<<<<

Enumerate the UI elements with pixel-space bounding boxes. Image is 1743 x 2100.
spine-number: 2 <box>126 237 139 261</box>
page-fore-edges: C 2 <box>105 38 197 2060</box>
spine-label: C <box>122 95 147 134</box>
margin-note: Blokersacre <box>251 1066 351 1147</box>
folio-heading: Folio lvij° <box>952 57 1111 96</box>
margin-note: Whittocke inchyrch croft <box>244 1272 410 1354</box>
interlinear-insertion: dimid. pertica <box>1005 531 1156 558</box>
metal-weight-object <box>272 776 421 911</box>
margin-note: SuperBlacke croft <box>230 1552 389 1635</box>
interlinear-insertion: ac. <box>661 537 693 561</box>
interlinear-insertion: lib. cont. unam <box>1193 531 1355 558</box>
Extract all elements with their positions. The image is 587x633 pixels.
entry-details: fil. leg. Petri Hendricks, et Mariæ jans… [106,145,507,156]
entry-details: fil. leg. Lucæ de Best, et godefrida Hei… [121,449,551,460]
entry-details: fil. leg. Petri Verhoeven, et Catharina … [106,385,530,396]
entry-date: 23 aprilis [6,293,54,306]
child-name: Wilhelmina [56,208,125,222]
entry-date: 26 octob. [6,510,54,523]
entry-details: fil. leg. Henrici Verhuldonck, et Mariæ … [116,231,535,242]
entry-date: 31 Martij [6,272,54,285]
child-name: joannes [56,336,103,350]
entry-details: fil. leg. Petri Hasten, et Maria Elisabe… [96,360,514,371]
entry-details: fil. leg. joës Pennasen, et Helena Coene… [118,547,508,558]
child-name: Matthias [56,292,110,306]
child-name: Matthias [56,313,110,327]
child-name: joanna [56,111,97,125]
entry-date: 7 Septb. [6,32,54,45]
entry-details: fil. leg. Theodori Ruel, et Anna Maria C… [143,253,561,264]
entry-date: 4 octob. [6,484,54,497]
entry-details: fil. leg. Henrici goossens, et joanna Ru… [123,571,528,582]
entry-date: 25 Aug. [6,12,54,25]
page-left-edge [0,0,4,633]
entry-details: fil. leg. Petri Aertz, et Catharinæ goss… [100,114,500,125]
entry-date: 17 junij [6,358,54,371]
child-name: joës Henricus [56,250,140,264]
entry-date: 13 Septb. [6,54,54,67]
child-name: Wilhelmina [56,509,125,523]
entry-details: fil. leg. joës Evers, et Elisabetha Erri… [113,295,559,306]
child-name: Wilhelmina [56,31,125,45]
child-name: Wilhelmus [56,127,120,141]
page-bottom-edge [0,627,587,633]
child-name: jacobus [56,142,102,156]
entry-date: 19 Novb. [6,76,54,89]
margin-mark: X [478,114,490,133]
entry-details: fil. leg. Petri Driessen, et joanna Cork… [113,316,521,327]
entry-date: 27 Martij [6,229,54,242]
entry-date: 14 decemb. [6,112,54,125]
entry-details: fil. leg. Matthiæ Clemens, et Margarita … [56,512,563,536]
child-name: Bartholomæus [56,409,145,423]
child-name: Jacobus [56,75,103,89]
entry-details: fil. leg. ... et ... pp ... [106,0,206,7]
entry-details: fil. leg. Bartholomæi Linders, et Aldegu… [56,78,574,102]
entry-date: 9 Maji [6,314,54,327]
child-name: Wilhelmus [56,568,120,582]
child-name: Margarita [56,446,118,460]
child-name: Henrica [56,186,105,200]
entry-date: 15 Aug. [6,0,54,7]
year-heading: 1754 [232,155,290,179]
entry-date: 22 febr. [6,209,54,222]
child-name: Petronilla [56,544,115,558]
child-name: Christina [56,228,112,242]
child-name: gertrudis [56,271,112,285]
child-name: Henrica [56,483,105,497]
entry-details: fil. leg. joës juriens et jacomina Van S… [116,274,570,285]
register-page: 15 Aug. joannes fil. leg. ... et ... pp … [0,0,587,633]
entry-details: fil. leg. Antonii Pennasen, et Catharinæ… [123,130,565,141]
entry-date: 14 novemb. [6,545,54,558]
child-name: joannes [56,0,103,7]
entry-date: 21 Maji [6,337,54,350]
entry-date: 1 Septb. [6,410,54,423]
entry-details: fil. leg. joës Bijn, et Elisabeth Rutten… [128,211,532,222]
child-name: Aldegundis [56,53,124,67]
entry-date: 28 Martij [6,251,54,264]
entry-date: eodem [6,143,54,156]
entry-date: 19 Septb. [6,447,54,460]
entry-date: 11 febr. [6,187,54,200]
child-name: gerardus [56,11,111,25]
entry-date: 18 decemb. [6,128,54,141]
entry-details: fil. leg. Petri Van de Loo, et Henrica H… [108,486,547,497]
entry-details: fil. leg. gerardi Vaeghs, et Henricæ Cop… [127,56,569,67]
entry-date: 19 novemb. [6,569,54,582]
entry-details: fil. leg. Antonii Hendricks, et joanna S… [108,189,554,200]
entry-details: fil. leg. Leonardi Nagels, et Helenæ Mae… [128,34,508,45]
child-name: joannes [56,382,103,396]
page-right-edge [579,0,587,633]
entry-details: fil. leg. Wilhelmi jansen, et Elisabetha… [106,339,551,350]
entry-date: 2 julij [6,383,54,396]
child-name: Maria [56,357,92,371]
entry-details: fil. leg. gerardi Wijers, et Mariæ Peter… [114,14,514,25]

>>>>

_Exercise_: Pull out every line in the items that contains the string "Septb", matching its case exactly.

_Answer to this problem_:
entry-date: 7 Septb. [6,32,54,45]
entry-date: 13 Septb. [6,54,54,67]
entry-date: 1 Septb. [6,410,54,423]
entry-date: 19 Septb. [6,447,54,460]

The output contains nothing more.